(Dataset records)
====================

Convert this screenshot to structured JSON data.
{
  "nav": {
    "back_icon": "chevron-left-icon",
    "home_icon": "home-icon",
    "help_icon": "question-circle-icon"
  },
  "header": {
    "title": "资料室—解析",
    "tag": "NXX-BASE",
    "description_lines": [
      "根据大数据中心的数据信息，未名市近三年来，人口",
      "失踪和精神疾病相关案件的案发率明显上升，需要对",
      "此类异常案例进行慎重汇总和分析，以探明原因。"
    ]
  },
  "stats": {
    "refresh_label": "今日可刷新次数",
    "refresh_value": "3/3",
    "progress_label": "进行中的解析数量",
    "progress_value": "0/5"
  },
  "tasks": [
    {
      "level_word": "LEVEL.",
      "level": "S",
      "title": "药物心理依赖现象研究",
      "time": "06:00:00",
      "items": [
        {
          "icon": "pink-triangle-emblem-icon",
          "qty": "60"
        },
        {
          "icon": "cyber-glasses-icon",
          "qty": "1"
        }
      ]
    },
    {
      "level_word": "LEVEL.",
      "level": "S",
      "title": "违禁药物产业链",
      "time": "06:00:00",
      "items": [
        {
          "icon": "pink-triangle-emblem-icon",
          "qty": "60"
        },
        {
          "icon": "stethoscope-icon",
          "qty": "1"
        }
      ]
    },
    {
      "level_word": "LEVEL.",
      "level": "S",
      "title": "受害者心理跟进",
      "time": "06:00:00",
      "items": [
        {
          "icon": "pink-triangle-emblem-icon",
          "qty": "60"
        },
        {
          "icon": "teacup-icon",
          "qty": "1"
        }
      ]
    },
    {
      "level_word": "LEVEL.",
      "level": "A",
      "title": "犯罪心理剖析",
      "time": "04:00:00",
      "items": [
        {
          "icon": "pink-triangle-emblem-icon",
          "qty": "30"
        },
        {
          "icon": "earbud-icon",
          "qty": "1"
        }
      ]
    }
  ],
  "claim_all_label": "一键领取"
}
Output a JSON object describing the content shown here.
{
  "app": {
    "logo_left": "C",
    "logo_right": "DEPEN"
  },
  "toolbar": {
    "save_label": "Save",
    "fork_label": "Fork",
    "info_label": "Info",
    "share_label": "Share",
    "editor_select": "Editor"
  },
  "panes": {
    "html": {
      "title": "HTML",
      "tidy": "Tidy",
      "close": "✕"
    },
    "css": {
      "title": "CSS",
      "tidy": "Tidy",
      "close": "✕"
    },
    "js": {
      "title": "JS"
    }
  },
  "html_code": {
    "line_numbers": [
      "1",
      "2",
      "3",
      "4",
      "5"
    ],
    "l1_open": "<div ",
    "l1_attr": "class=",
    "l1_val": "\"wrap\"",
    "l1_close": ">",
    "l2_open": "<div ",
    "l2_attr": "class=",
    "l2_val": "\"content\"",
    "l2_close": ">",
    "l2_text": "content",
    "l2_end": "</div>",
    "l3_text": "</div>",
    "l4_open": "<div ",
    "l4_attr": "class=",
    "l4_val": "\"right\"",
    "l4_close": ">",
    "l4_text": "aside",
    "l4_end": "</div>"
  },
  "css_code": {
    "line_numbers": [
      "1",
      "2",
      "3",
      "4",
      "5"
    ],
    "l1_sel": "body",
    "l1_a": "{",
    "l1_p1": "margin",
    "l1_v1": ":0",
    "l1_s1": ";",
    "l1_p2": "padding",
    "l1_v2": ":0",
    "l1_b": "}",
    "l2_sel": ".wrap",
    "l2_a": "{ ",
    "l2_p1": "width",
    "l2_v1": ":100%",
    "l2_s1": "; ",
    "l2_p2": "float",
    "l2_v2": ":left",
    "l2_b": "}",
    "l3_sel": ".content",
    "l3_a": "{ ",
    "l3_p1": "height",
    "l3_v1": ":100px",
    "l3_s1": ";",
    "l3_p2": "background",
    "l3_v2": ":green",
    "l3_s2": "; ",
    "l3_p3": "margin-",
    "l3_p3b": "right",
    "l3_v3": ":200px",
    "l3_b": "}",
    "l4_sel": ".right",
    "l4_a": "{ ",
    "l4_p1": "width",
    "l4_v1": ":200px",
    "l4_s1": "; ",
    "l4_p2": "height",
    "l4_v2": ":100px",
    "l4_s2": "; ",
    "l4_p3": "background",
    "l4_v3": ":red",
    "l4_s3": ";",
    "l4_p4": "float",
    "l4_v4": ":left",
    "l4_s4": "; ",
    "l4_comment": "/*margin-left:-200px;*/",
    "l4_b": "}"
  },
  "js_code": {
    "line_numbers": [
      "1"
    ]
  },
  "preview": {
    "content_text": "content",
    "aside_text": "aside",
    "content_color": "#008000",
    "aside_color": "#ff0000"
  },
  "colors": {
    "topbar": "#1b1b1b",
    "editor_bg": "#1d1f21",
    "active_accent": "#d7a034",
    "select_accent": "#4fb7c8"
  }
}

====================

The records above should be returned exactly.

• Written reply
Convert this screenshot to structured JSON data.
{
  "nav": {
    "back_icon": "chevron-left-icon",
    "home_icon": "home-icon",
    "help_icon": "question-circle-icon"
  },
  "header": {
    "title": "资料室—解析",
    "tag": "NXX-BASE",
    "description_lines": [
      "根据大数据中心的数据信息，未名市近三年来，人口",
      "失踪和精神疾病相关案件的案发率明显上升，需要对",
      "此类异常案例进行慎重汇总和分析，以探明原因。"
    ]
  },
  "stats": {
    "refresh_label": "今日可刷新次数",
    "refresh_value": "3/3",
    "progress_label": "进行中的解析数量",
    "progress_value": "0/5"
  },
  "tasks": [
    {
      "level_word": "LEVEL.",
      "level": "S",
      "title": "药物心理依赖现象研究",
      "time": "06:00:00",
      "items": [
        {
          "icon": "pink-triangle-emblem-icon",
          "qty": "60"
        },
        {
          "icon": "cyber-glasses-icon",
          "qty": "1"
        }
      ]
    },
    {
      "level_word": "LEVEL.",
      "level": "S",
      "title": "违禁药物产业链",
      "time": "06:00:00",
      "items": [
        {
          "icon": "pink-triangle-emblem-icon",
          "qty": "60"
        },
        {
          "icon": "stethoscope-icon",
          "qty": "1"
        }
      ]
    },
    {
      "level_word": "LEVEL.",
      "level": "S",
      "title": "受害者心理跟进",
      "time": "06:00:00",
      "items": [
        {
          "icon": "pink-triangle-emblem-icon",
          "qty": "60"
        },
        {
          "icon": "teacup-icon",
          "qty": "1"
        }
      ]
    },
    {
      "level_word": "LEVEL.",
      "level": "A",
      "title": "犯罪心理剖析",
      "time": "04:00:00",
      "items": [
        {
          "icon": "pink-triangle-emblem-icon",
          "qty": "30"
        },
        {
          "icon": "earbud-icon",
          "qty": "1"
        }
      ]
    }
  ],
  "claim_all_label": "一键领取"
}
Output a JSON object describing the content shown here.
{
  "app": {
    "logo_left": "C",
    "logo_right": "DEPEN"
  },
  "toolbar": {
    "save_label": "Save",
    "fork_label": "Fork",
    "info_label": "Info",
    "share_label": "Share",
    "editor_select": "Editor"
  },
  "panes": {
    "html": {
      "title": "HTML",
      "tidy": "Tidy",
      "close": "✕"
    },
    "css": {
      "title": "CSS",
      "tidy": "Tidy",
      "close": "✕"
    },
    "js": {
      "title": "JS"
    }
  },
  "html_code": {
    "line_numbers": [
      "1",
      "2",
      "3",
      "4",
      "5"
    ],
    "l1_open": "<div ",
    "l1_attr": "class=",
    "l1_val": "\"wrap\"",
    "l1_close": ">",
    "l2_open": "<div ",
    "l2_attr": "class=",
    "l2_val": "\"content\"",
    "l2_close": ">",
    "l2_text": "content",
    "l2_end": "</div>",
    "l3_text": "</div>",
    "l4_open": "<div ",
    "l4_attr": "class=",
    "l4_val": "\"right\"",
    "l4_close": ">",
    "l4_text": "aside",
    "l4_end": "</div>"
  },
  "css_code": {
    "line_numbers": [
      "1",
      "2",
      "3",
      "4",
      "5"
    ],
    "l1_sel": "body",
    "l1_a": "{",
    "l1_p1": "margin",
    "l1_v1": ":0",
    "l1_s1": ";",
    "l1_p2": "padding",
    "l1_v2": ":0",
    "l1_b": "}",
    "l2_sel": ".wrap",
    "l2_a": "{ ",
    "l2_p1": "width",
    "l2_v1": ":100%",
    "l2_s1": "; ",
    "l2_p2": "float",
    "l2_v2": ":left",
    "l2_b": "}",
    "l3_sel": ".content",
    "l3_a": "{ ",
    "l3_p1": "height",
    "l3_v1": ":100px",
    "l3_s1": ";",
    "l3_p2": "background",
    "l3_v2": ":green",
    "l3_s2": "; ",
    "l3_p3": "margin-",
    "l3_p3b": "right",
    "l3_v3": ":200px",
    "l3_b": "}",
    "l4_sel": ".right",
    "l4_a": "{ ",
    "l4_p1": "width",
    "l4_v1": ":200px",
    "l4_s1": "; ",
    "l4_p2": "height",
    "l4_v2": ":100px",
    "l4_s2": "; ",
    "l4_p3": "background",
    "l4_v3": ":red",
    "l4_s3": ";",
    "l4_p4": "float",
    "l4_v4": ":left",
    "l4_s4": "; ",
    "l4_comment": "/*margin-left:-200px;*/",
    "l4_b": "}"
  },
  "js_code": {
    "line_numbers": [
      "1"
    ]
  },
  "preview": {
    "content_text": "content",
    "aside_text": "aside",
    "content_color": "#008000",
    "aside_color": "#ff0000"
  },
  "colors": {
    "topbar": "#1b1b1b",
    "editor_bg": "#1d1f21",
    "active_accent": "#d7a034",
    "select_accent": "#4fb7c8"
  }
}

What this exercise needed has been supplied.